* **To do**: Copy out each line that mentions the word "ฒนาช".

....................

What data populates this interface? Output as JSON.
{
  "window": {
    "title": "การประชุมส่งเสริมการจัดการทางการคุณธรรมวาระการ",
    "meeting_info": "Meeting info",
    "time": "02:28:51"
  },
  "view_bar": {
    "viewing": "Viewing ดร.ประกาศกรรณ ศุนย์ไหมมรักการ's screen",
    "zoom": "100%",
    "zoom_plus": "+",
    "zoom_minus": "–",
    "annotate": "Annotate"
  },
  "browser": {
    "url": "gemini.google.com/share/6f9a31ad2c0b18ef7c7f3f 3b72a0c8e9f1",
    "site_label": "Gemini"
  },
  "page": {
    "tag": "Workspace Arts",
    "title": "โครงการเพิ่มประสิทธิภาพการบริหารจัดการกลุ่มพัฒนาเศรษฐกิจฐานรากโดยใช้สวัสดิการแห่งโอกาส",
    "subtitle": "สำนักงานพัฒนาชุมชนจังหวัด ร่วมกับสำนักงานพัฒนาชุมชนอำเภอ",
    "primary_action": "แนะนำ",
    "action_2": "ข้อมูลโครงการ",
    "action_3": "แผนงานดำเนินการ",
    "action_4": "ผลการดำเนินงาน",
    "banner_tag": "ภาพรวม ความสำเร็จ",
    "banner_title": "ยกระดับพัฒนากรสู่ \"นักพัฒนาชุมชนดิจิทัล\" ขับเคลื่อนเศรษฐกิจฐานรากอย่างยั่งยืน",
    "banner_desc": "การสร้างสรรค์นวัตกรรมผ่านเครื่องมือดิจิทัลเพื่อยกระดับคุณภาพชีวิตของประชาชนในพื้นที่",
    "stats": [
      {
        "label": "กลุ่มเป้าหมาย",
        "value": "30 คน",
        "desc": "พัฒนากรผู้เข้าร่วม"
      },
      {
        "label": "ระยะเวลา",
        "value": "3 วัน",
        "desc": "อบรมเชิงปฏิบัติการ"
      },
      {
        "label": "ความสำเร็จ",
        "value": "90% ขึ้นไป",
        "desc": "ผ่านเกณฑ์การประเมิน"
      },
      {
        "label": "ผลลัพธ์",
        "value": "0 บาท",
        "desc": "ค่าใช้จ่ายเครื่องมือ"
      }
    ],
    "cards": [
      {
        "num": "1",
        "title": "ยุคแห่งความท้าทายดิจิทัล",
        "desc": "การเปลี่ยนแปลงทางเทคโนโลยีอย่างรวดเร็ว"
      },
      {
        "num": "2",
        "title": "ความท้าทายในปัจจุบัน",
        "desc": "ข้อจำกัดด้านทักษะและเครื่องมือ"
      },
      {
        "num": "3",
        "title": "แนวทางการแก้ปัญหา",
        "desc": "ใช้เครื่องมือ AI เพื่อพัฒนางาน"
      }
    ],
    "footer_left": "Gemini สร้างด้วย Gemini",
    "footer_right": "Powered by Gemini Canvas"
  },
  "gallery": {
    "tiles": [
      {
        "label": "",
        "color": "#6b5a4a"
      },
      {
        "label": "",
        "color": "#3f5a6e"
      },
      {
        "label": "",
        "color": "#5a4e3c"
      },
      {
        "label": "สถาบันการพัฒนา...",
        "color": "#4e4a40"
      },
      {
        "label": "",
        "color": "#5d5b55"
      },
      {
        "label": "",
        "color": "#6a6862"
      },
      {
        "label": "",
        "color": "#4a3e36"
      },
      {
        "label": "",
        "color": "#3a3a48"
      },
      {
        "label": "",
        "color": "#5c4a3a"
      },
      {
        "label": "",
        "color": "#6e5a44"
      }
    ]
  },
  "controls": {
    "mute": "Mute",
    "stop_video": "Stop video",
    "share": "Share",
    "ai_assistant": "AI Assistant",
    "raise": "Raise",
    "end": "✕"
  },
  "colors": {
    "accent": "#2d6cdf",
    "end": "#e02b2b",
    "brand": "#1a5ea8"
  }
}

....................

* **Solution to the exercise**:
    "subtitle": "สำนักงานพัฒนาชุมชนจังหวัด ร่วมกับสำนักงานพัฒนาชุมชนอำเภอ",
    "banner_title": "ยกระดับพัฒนากรสู่ \"นักพัฒนาชุมชนดิจิทัล\" ขับเคลื่อนเศรษฐกิจฐานรากอย่างยั่งยืน",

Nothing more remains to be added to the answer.